Yearning for the simpler days in which your biggest worries when traveling included whether you’d be able to sleep on the plane and what in-flight movies you’d watch?
As new moms, we’ve got a whole new set of concerns surrounding air travel.
In fact, anticipating a flight with your baby is one of those things that can send a parent into full-on panic mode. The packing, the other passengers, and the disruption of baby’s schedule are just a few common concerns you may experience as you prep for your trip.
But flying with a baby isn’t the nightmare you imagine it will be.
Thoughtful planning and preparations can go a long way in making your flight with baby less of an ordeal. And we’ve got the tried and true secrets to flying with a baby that will make you feel like an expert traveler and master mommy by the end of your flight.
How to do the perfect planning beforehand.
Wherever possible, opt for a morning flight.
You’ve probably noticed your baby grows fussier as the evening approache. By choosing an AM flight, you’ll also be less at risk for a meltdown and also less likely to put baby to bed past his/her bedtime once you land.

## Extracted material

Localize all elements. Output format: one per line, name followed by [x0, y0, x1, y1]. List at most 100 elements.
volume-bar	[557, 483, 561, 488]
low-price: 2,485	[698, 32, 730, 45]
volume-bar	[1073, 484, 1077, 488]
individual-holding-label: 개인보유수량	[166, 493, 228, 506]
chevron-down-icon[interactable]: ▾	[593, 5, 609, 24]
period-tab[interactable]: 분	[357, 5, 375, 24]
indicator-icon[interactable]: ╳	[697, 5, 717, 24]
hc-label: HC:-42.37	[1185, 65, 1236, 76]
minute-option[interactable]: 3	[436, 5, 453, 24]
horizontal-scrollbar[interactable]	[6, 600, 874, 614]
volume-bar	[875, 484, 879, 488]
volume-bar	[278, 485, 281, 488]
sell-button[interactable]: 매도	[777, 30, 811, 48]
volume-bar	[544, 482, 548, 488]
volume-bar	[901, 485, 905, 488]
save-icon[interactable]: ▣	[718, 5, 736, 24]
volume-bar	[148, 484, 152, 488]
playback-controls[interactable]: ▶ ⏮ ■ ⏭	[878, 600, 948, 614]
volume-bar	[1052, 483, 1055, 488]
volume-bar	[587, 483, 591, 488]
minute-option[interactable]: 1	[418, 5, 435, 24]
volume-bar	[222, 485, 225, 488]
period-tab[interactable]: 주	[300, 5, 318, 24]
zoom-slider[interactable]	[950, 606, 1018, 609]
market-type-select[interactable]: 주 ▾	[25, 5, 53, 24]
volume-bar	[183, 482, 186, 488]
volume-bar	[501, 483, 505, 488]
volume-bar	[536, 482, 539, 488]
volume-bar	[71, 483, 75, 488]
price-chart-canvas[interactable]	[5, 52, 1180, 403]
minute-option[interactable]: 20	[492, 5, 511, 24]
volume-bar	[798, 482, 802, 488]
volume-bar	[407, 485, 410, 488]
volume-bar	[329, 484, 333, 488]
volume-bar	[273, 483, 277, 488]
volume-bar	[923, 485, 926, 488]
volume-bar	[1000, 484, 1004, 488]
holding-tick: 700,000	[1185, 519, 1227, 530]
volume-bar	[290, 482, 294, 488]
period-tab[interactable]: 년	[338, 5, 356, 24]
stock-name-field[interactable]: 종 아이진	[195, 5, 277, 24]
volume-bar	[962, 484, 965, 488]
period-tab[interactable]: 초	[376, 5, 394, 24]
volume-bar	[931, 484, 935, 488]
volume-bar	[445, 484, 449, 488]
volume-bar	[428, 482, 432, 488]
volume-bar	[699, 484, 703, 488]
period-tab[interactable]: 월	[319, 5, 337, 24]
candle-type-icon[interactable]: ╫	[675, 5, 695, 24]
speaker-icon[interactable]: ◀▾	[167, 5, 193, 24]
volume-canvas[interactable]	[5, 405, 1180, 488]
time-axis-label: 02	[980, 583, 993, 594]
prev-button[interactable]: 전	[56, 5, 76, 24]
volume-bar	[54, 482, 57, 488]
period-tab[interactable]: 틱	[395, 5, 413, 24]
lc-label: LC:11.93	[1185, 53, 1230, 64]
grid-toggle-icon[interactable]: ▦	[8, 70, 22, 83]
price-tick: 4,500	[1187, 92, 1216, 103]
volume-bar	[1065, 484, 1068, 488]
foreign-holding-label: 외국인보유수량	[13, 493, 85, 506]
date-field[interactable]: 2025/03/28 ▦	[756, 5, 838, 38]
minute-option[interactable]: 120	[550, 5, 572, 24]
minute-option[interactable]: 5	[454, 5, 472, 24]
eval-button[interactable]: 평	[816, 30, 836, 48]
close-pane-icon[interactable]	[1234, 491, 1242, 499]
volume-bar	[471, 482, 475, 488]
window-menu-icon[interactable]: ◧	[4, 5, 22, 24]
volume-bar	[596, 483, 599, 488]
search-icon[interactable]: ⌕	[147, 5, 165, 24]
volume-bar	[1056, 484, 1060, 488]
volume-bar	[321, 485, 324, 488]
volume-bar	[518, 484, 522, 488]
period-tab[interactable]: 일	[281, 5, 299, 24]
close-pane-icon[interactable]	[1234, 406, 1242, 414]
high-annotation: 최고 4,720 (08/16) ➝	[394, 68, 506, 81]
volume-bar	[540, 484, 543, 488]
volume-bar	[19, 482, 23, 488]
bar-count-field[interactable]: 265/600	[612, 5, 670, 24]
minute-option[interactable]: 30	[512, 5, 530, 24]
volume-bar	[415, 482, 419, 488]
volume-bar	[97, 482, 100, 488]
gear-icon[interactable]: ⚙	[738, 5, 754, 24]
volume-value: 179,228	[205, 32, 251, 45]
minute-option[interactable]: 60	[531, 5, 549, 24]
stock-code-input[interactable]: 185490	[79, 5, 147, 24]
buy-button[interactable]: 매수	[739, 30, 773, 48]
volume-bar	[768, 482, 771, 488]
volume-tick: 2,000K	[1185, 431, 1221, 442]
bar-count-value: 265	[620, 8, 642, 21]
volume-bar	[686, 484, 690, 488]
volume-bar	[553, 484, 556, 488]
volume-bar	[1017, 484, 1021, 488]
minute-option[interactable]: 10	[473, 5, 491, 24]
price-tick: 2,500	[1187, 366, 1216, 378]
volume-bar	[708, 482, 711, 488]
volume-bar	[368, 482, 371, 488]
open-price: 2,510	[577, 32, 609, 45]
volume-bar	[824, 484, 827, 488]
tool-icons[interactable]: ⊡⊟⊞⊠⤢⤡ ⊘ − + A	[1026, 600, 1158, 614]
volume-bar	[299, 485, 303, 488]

## Assignment
Write out word for word the passage of the text on flying with a baby starting at "In fact, anticipating" and ending at "of your flight.".

## Written response
In fact, anticipating a flight with your baby is one of those things that can send a parent into full-on panic mode. The packing, the other passengers, and the disruption of baby’s schedule are just a few common concerns you may experience as you prep for your trip.
But flying with a baby isn’t the nightmare you imagine it will be.
Thoughtful planning and preparations can go a long way in making your flight with baby less of an ordeal. And we’ve got the tried and true secrets to flying with a baby that will make you feel like an expert traveler and master mommy by the end of your flight.